Make an exact copy of the data below, leaving out every picture.

**DATA FOR THE TASK**
○ ○ ○ ○ ○
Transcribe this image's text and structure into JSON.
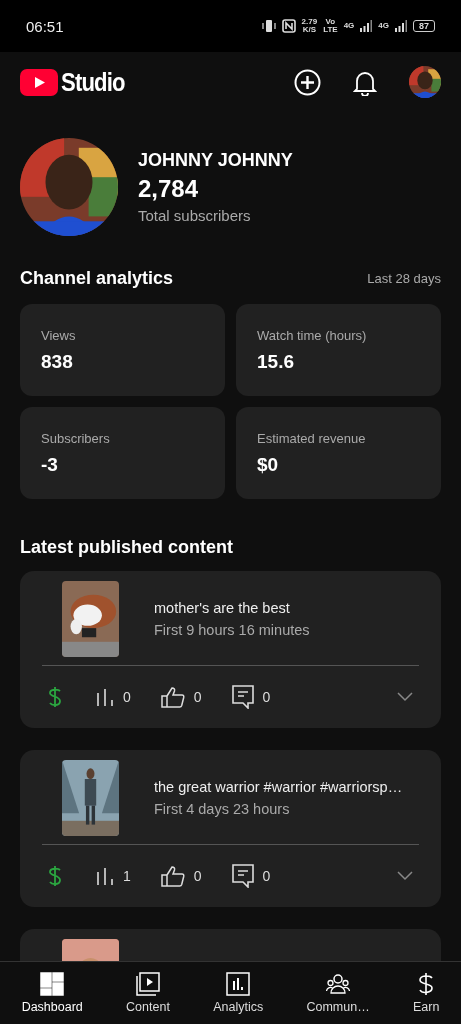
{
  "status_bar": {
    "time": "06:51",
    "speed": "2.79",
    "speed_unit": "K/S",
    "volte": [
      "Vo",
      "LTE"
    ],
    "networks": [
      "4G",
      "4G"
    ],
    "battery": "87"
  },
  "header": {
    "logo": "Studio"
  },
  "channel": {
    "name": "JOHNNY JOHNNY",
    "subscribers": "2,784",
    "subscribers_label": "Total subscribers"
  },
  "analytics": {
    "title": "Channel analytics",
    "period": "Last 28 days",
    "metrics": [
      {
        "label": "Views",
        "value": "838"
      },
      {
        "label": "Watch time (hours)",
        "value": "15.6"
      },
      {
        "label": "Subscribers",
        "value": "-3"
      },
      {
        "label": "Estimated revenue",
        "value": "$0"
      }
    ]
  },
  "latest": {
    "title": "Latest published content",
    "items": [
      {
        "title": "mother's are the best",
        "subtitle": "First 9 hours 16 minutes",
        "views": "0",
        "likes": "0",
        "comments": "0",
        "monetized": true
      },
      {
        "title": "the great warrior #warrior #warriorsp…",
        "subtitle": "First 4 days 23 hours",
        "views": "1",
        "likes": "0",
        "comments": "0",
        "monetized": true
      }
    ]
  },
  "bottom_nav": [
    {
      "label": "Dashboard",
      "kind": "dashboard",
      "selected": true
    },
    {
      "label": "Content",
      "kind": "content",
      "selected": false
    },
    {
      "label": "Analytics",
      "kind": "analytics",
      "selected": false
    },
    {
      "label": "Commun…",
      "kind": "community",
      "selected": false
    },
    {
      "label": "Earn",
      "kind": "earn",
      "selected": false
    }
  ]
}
○ ○ ○ ○ ○
**ANSWER**
Transcribe this image's text and structure into JSON.
{
  "status_bar": {
    "time": "06:51",
    "speed": "2.79",
    "speed_unit": "K/S",
    "volte": [
      "Vo",
      "LTE"
    ],
    "networks": [
      "4G",
      "4G"
    ],
    "battery": "87"
  },
  "header": {
    "logo": "Studio"
  },
  "channel": {
    "name": "JOHNNY JOHNNY",
    "subscribers": "2,784",
    "subscribers_label": "Total subscribers"
  },
  "analytics": {
    "title": "Channel analytics",
    "period": "Last 28 days",
    "metrics": [
      {
        "label": "Views",
        "value": "838"
      },
      {
        "label": "Watch time (hours)",
        "value": "15.6"
      },
      {
        "label": "Subscribers",
        "value": "-3"
      },
      {
        "label": "Estimated revenue",
        "value": "$0"
      }
    ]
  },
  "latest": {
    "title": "Latest published content",
    "items": [
      {
        "title": "mother's are the best",
        "subtitle": "First 9 hours 16 minutes",
        "views": "0",
        "likes": "0",
        "comments": "0",
        "monetized": true
      },
      {
        "title": "the great warrior #warrior #warriorsp…",
        "subtitle": "First 4 days 23 hours",
        "views": "1",
        "likes": "0",
        "comments": "0",
        "monetized": true
      }
    ]
  },
  "bottom_nav": [
    {
      "label": "Dashboard",
      "kind": "dashboard",
      "selected": true
    },
    {
      "label": "Content",
      "kind": "content",
      "selected": false
    },
    {
      "label": "Analytics",
      "kind": "analytics",
      "selected": false
    },
    {
      "label": "Commun…",
      "kind": "community",
      "selected": false
    },
    {
      "label": "Earn",
      "kind": "earn",
      "selected": false
    }
  ]
}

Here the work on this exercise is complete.